- _STATED TASK_:
In the entries below, find every line with "appropriate" and copy it.

────────────────────────────────────────

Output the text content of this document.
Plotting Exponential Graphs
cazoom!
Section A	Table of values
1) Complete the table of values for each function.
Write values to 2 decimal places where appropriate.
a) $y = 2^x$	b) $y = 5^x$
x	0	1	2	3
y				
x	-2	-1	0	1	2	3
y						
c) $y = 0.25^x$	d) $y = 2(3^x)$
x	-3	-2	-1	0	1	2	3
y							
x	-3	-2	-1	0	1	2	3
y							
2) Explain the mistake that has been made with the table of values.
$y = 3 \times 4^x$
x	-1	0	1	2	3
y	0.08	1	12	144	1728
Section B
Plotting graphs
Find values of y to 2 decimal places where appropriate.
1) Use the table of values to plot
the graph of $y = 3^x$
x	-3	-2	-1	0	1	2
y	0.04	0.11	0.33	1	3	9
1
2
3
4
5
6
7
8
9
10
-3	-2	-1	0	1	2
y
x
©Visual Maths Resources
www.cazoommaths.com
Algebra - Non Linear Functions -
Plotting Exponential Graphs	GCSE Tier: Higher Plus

────────────────────────────────────────

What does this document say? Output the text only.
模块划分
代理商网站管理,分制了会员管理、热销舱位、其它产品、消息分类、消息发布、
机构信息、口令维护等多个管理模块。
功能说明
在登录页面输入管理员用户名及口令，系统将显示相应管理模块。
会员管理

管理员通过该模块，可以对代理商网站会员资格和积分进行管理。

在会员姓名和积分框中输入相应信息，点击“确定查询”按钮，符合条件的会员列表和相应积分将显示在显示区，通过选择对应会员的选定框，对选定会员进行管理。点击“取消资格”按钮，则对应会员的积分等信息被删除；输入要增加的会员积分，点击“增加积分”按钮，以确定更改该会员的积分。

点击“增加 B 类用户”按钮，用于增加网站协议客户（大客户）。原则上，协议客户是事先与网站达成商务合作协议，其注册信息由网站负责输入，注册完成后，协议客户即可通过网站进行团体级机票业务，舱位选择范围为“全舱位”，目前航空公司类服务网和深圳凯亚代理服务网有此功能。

────────────────────────────────────────

- _RIGHT ANSWER_:
Write values to 2 decimal places where appropriate.
Find values of y to 2 decimal places where appropriate.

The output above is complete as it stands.